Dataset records
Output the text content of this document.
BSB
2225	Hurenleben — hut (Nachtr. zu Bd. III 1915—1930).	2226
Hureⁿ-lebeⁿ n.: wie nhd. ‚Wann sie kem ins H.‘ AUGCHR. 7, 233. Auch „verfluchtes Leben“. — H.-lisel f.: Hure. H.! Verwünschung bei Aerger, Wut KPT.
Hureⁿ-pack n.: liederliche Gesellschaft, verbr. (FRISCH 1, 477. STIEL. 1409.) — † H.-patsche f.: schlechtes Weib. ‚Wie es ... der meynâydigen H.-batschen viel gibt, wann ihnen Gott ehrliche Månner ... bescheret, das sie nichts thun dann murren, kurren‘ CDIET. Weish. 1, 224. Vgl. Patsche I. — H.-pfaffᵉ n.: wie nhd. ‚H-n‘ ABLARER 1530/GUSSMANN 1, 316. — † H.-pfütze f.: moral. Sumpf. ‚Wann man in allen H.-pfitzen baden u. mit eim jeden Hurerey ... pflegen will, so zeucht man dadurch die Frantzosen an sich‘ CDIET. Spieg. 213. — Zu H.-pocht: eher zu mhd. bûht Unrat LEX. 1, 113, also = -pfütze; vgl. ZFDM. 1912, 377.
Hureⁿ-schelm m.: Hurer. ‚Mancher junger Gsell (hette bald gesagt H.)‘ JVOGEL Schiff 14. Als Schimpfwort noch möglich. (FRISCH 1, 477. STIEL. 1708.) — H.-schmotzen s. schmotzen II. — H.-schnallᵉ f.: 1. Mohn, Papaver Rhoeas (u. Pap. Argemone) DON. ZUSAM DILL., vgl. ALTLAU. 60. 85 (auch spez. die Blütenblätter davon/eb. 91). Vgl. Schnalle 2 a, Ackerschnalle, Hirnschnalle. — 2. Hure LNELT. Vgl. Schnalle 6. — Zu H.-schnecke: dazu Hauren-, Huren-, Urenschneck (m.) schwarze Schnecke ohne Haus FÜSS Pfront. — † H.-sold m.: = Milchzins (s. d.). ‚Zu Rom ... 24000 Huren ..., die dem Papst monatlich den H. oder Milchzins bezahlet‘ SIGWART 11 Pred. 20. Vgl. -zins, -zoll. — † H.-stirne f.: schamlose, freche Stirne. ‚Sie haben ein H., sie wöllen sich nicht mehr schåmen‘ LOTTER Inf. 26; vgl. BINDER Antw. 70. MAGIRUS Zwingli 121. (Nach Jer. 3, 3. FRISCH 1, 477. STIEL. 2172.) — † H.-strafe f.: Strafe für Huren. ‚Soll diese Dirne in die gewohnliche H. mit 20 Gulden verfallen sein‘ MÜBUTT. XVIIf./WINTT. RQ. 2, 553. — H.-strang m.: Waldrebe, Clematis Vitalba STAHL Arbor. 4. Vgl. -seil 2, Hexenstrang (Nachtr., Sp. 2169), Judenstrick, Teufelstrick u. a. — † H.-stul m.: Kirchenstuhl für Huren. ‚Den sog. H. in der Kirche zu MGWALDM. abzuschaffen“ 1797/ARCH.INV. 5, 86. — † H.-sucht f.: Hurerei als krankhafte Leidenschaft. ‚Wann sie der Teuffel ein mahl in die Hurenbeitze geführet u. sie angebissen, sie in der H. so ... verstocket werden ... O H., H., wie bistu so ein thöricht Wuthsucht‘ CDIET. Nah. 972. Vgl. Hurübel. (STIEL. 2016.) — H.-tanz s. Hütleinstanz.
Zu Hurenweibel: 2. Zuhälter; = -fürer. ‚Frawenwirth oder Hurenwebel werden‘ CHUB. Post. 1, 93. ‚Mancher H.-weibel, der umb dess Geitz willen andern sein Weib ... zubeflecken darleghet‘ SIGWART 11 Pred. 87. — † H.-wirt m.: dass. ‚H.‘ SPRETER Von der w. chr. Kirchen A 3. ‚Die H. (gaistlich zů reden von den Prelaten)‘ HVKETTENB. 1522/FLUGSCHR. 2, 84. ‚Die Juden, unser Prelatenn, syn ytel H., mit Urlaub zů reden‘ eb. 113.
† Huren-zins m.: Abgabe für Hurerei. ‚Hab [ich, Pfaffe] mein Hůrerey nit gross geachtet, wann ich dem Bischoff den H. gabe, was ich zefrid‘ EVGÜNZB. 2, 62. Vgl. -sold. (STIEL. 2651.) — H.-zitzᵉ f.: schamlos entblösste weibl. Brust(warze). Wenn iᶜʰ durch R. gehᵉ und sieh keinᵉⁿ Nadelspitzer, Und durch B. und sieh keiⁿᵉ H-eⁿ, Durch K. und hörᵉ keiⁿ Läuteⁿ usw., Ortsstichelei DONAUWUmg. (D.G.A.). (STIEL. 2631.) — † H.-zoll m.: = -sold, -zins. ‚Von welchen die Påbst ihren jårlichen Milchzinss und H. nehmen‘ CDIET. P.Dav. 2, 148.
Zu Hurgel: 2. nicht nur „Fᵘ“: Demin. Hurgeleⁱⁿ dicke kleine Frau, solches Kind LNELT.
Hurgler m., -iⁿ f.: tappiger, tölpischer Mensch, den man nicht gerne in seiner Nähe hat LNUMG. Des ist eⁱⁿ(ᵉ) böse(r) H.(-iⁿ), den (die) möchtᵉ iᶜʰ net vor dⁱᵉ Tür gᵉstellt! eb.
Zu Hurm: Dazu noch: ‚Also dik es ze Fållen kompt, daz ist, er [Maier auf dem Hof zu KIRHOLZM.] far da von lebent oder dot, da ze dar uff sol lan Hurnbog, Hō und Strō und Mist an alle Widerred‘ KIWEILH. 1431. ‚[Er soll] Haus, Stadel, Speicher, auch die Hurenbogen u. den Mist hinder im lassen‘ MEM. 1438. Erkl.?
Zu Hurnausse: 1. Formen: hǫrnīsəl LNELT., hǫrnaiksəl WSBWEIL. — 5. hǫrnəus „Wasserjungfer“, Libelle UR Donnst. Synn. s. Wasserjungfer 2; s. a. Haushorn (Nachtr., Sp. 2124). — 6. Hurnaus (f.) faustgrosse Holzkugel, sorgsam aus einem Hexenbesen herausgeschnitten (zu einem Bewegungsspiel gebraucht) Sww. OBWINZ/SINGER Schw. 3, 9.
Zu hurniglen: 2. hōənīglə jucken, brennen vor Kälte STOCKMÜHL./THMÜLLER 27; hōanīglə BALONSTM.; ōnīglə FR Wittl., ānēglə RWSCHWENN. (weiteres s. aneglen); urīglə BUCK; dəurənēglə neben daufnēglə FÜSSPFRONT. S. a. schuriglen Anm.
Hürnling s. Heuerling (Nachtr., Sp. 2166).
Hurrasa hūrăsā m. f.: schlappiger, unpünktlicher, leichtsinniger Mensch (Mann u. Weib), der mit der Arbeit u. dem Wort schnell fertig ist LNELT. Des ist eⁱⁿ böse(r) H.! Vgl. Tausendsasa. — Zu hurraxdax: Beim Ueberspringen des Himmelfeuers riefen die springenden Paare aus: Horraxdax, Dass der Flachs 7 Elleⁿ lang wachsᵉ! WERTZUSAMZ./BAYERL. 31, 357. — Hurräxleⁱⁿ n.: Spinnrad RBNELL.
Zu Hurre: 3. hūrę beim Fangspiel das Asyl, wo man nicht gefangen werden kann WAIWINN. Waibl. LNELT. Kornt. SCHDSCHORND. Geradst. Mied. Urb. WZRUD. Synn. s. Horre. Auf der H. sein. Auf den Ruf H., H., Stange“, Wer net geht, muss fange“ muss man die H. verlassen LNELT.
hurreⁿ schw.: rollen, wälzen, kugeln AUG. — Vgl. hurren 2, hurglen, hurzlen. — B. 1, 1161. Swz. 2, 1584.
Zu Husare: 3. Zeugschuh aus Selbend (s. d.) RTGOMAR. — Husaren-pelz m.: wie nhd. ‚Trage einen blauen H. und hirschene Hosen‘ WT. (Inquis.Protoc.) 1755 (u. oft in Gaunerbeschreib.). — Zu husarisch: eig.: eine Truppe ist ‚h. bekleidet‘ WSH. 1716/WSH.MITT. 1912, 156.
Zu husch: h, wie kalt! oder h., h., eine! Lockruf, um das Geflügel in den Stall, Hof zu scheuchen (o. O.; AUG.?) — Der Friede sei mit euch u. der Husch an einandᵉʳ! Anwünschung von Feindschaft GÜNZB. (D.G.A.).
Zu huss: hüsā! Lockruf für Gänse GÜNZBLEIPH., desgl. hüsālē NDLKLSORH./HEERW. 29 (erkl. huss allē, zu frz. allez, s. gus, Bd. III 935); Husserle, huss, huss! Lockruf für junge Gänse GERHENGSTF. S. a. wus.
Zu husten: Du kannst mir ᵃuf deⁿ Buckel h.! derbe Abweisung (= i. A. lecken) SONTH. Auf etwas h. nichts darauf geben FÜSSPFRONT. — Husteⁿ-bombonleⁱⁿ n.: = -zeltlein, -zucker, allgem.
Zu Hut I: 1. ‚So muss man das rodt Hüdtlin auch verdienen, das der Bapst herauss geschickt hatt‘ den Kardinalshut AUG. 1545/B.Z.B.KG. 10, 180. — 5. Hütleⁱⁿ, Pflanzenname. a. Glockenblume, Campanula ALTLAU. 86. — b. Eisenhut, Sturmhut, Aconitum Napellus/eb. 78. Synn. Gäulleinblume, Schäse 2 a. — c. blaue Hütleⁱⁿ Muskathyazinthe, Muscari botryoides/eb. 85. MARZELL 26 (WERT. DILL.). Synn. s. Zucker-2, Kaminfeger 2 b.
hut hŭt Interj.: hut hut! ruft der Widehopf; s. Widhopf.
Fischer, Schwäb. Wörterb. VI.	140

## JOB
Write out every line of the entries that holds the word "Mensch".

## ANSWER FOR THIS EXERCISE
Hurgler m., -iⁿ f.: tappiger, tölpischer Mensch, den man nicht gerne in seiner Nähe hat LNUMG. Des ist eⁱⁿ(ᵉ) böse(r) H.(-iⁿ), den (die) möchtᵉ iᶜʰ net vor dⁱᵉ Tür gᵉstellt! eb.
Hurrasa hūrăsā m. f.: schlappiger, unpünktlicher, leichtsinniger Mensch (Mann u. Weib), der mit der Arbeit u. dem Wort schnell fertig ist LNELT. Des ist eⁱⁿ böse(r) H.! Vgl. Tausendsasa. — Zu hurraxdax: Beim Ueberspringen des Himmelfeuers riefen die springenden Paare aus: Horraxdax, Dass der Flachs 7 Elleⁿ lang wachsᵉ! WERTZUSAMZ./BAYERL. 31, 357. — Hurräxleⁱⁿ n.: Spinnrad RBNELL.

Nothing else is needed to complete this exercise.